Write each line out exactly, leaving none out.

★ ★ ★ ★ ★ ★ ★

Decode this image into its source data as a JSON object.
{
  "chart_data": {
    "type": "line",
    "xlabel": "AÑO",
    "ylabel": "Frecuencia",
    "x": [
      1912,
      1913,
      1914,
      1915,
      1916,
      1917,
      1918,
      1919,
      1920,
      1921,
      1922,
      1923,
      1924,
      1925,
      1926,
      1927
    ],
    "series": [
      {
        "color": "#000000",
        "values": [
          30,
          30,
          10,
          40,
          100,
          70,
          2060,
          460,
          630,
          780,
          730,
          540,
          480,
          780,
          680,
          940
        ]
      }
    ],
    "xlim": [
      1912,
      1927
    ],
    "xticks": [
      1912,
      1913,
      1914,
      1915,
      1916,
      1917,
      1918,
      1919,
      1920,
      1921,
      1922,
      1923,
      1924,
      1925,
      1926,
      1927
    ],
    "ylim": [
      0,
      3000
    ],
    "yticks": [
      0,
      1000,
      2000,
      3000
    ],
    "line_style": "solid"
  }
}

★ ★ ★ ★ ★ ★ ★

§ **THE RESULT**
Decode this image into its source data as a JSON object.
{
  "chart_data": {
    "type": "line",
    "xlabel": "AÑO",
    "ylabel": "Frecuencia",
    "x": [
      1912,
      1913,
      1914,
      1915,
      1916,
      1917,
      1918,
      1919,
      1920,
      1921,
      1922,
      1923,
      1924,
      1925,
      1926,
      1927
    ],
    "series": [
      {
        "color": "#000000",
        "values": [
          30,
          30,
          10,
          40,
          100,
          70,
          2060,
          460,
          630,
          780,
          730,
          540,
          480,
          780,
          680,
          940
        ]
      }
    ],
    "xlim": [
      1912,
      1927
    ],
    "xticks": [
      1912,
      1913,
      1914,
      1915,
      1916,
      1917,
      1918,
      1919,
      1920,
      1921,
      1922,
      1923,
      1924,
      1925,
      1926,
      1927
    ],
    "ylim": [
      0,
      3000
    ],
    "yticks": [
      0,
      1000,
      2000,
      3000
    ],
    "line_style": "solid"
  }
}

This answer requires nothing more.